• Exercise prompt:
All entries should be output exactly as they stand.

• Recorded data:

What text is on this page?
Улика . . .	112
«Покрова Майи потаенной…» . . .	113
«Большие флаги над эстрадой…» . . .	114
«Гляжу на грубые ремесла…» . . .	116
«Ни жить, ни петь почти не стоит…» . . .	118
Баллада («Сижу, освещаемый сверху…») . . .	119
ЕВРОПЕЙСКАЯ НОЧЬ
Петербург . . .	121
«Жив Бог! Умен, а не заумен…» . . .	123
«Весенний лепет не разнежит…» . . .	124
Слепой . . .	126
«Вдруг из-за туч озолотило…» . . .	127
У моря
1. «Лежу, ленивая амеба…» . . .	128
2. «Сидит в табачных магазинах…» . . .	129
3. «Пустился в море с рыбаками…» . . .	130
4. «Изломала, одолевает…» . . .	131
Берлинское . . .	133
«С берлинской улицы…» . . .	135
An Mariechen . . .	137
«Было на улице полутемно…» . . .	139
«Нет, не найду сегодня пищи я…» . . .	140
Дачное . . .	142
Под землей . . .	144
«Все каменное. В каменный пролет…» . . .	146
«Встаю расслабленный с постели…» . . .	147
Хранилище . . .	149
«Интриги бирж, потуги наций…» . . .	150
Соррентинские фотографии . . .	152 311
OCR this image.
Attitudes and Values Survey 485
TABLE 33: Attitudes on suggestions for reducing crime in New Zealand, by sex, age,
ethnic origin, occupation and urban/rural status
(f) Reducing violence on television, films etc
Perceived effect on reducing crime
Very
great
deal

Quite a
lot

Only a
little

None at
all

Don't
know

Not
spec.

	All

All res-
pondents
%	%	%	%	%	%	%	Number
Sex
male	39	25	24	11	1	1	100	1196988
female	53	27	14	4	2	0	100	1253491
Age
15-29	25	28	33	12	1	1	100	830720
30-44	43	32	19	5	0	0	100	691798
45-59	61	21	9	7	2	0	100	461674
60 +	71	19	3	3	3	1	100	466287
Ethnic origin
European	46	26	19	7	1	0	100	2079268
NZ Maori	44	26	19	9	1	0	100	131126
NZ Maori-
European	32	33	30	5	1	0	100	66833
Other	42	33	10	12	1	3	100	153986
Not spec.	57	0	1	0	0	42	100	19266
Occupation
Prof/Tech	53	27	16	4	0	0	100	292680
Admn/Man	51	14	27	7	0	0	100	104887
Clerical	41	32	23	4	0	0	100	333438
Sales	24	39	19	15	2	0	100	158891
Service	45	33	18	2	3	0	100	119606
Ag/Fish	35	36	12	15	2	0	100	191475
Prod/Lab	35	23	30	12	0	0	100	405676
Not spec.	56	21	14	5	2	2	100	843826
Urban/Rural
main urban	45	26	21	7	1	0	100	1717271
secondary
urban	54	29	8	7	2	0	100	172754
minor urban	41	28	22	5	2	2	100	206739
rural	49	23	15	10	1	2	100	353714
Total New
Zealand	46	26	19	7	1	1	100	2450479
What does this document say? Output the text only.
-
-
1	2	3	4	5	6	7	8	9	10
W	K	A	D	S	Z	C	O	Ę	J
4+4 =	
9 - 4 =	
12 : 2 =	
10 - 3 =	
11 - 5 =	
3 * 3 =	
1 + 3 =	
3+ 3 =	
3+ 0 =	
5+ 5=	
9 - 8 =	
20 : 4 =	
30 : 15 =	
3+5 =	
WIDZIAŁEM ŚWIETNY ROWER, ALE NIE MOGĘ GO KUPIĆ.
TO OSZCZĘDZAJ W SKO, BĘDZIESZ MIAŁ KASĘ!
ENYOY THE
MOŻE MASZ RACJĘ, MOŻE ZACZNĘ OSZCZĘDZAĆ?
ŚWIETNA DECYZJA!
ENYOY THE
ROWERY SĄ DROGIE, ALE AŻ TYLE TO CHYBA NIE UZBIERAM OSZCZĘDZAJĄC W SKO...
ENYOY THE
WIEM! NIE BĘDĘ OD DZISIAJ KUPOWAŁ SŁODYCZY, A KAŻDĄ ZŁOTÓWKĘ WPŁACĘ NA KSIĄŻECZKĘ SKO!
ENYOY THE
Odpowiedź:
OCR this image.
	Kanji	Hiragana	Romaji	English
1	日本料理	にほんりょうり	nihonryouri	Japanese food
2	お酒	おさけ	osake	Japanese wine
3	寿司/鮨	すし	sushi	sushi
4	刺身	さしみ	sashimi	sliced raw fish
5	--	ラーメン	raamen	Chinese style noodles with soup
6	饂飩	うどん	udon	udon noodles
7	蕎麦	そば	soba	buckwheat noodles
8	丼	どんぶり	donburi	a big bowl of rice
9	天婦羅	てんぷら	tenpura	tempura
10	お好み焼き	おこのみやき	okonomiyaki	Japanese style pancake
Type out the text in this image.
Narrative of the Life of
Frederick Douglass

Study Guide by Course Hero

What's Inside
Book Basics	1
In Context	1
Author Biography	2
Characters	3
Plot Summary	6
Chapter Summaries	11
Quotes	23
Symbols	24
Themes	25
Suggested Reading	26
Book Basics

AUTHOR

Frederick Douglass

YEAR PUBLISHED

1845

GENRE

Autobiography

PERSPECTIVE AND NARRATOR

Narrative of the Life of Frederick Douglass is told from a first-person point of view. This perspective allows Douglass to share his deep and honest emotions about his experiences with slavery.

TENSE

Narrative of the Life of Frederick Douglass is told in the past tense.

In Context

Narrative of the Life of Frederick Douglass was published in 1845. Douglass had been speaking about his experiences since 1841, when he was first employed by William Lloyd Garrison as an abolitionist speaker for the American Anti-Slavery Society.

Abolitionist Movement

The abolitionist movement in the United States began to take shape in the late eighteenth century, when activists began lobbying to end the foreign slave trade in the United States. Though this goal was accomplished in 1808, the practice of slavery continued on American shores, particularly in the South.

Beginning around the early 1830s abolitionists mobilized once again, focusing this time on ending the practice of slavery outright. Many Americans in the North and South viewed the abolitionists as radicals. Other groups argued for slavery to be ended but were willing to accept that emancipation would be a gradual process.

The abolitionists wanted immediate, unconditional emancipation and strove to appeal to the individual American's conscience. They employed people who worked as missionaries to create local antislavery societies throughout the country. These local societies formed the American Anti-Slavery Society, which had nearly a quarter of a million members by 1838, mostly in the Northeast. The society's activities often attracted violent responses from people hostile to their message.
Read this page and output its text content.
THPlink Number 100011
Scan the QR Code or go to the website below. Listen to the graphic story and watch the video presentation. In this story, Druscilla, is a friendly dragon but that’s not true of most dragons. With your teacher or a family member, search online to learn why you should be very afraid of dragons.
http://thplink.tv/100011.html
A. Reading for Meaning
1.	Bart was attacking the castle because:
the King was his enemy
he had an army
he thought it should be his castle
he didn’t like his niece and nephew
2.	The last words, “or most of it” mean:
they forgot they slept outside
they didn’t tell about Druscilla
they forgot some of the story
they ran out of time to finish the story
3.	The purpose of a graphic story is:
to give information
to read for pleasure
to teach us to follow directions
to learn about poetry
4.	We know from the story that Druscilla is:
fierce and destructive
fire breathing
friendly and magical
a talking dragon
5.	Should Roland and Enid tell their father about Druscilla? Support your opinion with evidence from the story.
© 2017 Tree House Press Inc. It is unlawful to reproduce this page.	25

• Exercise result:
What text is on this page?
Улика . . .	112
«Покрова Майи потаенной…» . . .	113
«Большие флаги над эстрадой…» . . .	114
«Гляжу на грубые ремесла…» . . .	116
«Ни жить, ни петь почти не стоит…» . . .	118
Баллада («Сижу, освещаемый сверху…») . . .	119
ЕВРОПЕЙСКАЯ НОЧЬ
Петербург . . .	121
«Жив Бог! Умен, а не заумен…» . . .	123
«Весенний лепет не разнежит…» . . .	124
Слепой . . .	126
«Вдруг из-за туч озолотило…» . . .	127
У моря
1. «Лежу, ленивая амеба…» . . .	128
2. «Сидит в табачных магазинах…» . . .	129
3. «Пустился в море с рыбаками…» . . .	130
4. «Изломала, одолевает…» . . .	131
Берлинское . . .	133
«С берлинской улицы…» . . .	135
An Mariechen . . .	137
«Было на улице полутемно…» . . .	139
«Нет, не найду сегодня пищи я…» . . .	140
Дачное . . .	142
Под землей . . .	144
«Все каменное. В каменный пролет…» . . .	146
«Встаю расслабленный с постели…» . . .	147
Хранилище . . .	149
«Интриги бирж, потуги наций…» . . .	150
Соррентинские фотографии . . .	152 311
OCR this image.
Attitudes and Values Survey 485
TABLE 33: Attitudes on suggestions for reducing crime in New Zealand, by sex, age,
ethnic origin, occupation and urban/rural status
(f) Reducing violence on television, films etc
Perceived effect on reducing crime
Very
great
deal

Quite a
lot

Only a
little

None at
all

Don't
know

Not
spec.

	All

All res-
pondents
%	%	%	%	%	%	%	Number
Sex
male	39	25	24	11	1	1	100	1196988
female	53	27	14	4	2	0	100	1253491
Age
15-29	25	28	33	12	1	1	100	830720
30-44	43	32	19	5	0	0	100	691798
45-59	61	21	9	7	2	0	100	461674
60 +	71	19	3	3	3	1	100	466287
Ethnic origin
European	46	26	19	7	1	0	100	2079268
NZ Maori	44	26	19	9	1	0	100	131126
NZ Maori-
European	32	33	30	5	1	0	100	66833
Other	42	33	10	12	1	3	100	153986
Not spec.	57	0	1	0	0	42	100	19266
Occupation
Prof/Tech	53	27	16	4	0	0	100	292680
Admn/Man	51	14	27	7	0	0	100	104887
Clerical	41	32	23	4	0	0	100	333438
Sales	24	39	19	15	2	0	100	158891
Service	45	33	18	2	3	0	100	119606
Ag/Fish	35	36	12	15	2	0	100	191475
Prod/Lab	35	23	30	12	0	0	100	405676
Not spec.	56	21	14	5	2	2	100	843826
Urban/Rural
main urban	45	26	21	7	1	0	100	1717271
secondary
urban	54	29	8	7	2	0	100	172754
minor urban	41	28	22	5	2	2	100	206739
rural	49	23	15	10	1	2	100	353714
Total New
Zealand	46	26	19	7	1	1	100	2450479
What does this document say? Output the text only.
-
-
1	2	3	4	5	6	7	8	9	10
W	K	A	D	S	Z	C	O	Ę	J
4+4 =	
9 - 4 =	
12 : 2 =	
10 - 3 =	
11 - 5 =	
3 * 3 =	
1 + 3 =	
3+ 3 =	
3+ 0 =	
5+ 5=	
9 - 8 =	
20 : 4 =	
30 : 15 =	
3+5 =	
WIDZIAŁEM ŚWIETNY ROWER, ALE NIE MOGĘ GO KUPIĆ.
TO OSZCZĘDZAJ W SKO, BĘDZIESZ MIAŁ KASĘ!
ENYOY THE
MOŻE MASZ RACJĘ, MOŻE ZACZNĘ OSZCZĘDZAĆ?
ŚWIETNA DECYZJA!
ENYOY THE
ROWERY SĄ DROGIE, ALE AŻ TYLE TO CHYBA NIE UZBIERAM OSZCZĘDZAJĄC W SKO...
ENYOY THE
WIEM! NIE BĘDĘ OD DZISIAJ KUPOWAŁ SŁODYCZY, A KAŻDĄ ZŁOTÓWKĘ WPŁACĘ NA KSIĄŻECZKĘ SKO!
ENYOY THE
Odpowiedź:
OCR this image.
	Kanji	Hiragana	Romaji	English
1	日本料理	にほんりょうり	nihonryouri	Japanese food
2	お酒	おさけ	osake	Japanese wine
3	寿司/鮨	すし	sushi	sushi
4	刺身	さしみ	sashimi	sliced raw fish
5	--	ラーメン	raamen	Chinese style noodles with soup
6	饂飩	うどん	udon	udon noodles
7	蕎麦	そば	soba	buckwheat noodles
8	丼	どんぶり	donburi	a big bowl of rice
9	天婦羅	てんぷら	tenpura	tempura
10	お好み焼き	おこのみやき	okonomiyaki	Japanese style pancake
Type out the text in this image.
Narrative of the Life of
Frederick Douglass

Study Guide by Course Hero

What's Inside
Book Basics	1
In Context	1
Author Biography	2
Characters	3
Plot Summary	6
Chapter Summaries	11
Quotes	23
Symbols	24
Themes	25
Suggested Reading	26
Book Basics

AUTHOR

Frederick Douglass

YEAR PUBLISHED

1845

GENRE

Autobiography

PERSPECTIVE AND NARRATOR

Narrative of the Life of Frederick Douglass is told from a first-person point of view. This perspective allows Douglass to share his deep and honest emotions about his experiences with slavery.

TENSE

Narrative of the Life of Frederick Douglass is told in the past tense.

In Context

Narrative of the Life of Frederick Douglass was published in 1845. Douglass had been speaking about his experiences since 1841, when he was first employed by William Lloyd Garrison as an abolitionist speaker for the American Anti-Slavery Society.

Abolitionist Movement

The abolitionist movement in the United States began to take shape in the late eighteenth century, when activists began lobbying to end the foreign slave trade in the United States. Though this goal was accomplished in 1808, the practice of slavery continued on American shores, particularly in the South.

Beginning around the early 1830s abolitionists mobilized once again, focusing this time on ending the practice of slavery outright. Many Americans in the North and South viewed the abolitionists as radicals. Other groups argued for slavery to be ended but were willing to accept that emancipation would be a gradual process.

The abolitionists wanted immediate, unconditional emancipation and strove to appeal to the individual American's conscience. They employed people who worked as missionaries to create local antislavery societies throughout the country. These local societies formed the American Anti-Slavery Society, which had nearly a quarter of a million members by 1838, mostly in the Northeast. The society's activities often attracted violent responses from people hostile to their message.
Read this page and output its text content.
THPlink Number 100011
Scan the QR Code or go to the website below. Listen to the graphic story and watch the video presentation. In this story, Druscilla, is a friendly dragon but that’s not true of most dragons. With your teacher or a family member, search online to learn why you should be very afraid of dragons.
http://thplink.tv/100011.html
A. Reading for Meaning
1.	Bart was attacking the castle because:
the King was his enemy
he had an army
he thought it should be his castle
he didn’t like his niece and nephew
2.	The last words, “or most of it” mean:
they forgot they slept outside
they didn’t tell about Druscilla
they forgot some of the story
they ran out of time to finish the story
3.	The purpose of a graphic story is:
to give information
to read for pleasure
to teach us to follow directions
to learn about poetry
4.	We know from the story that Druscilla is:
fierce and destructive
fire breathing
friendly and magical
a talking dragon
5.	Should Roland and Enid tell their father about Druscilla? Support your opinion with evidence from the story.
© 2017 Tree House Press Inc. It is unlawful to reproduce this page.	25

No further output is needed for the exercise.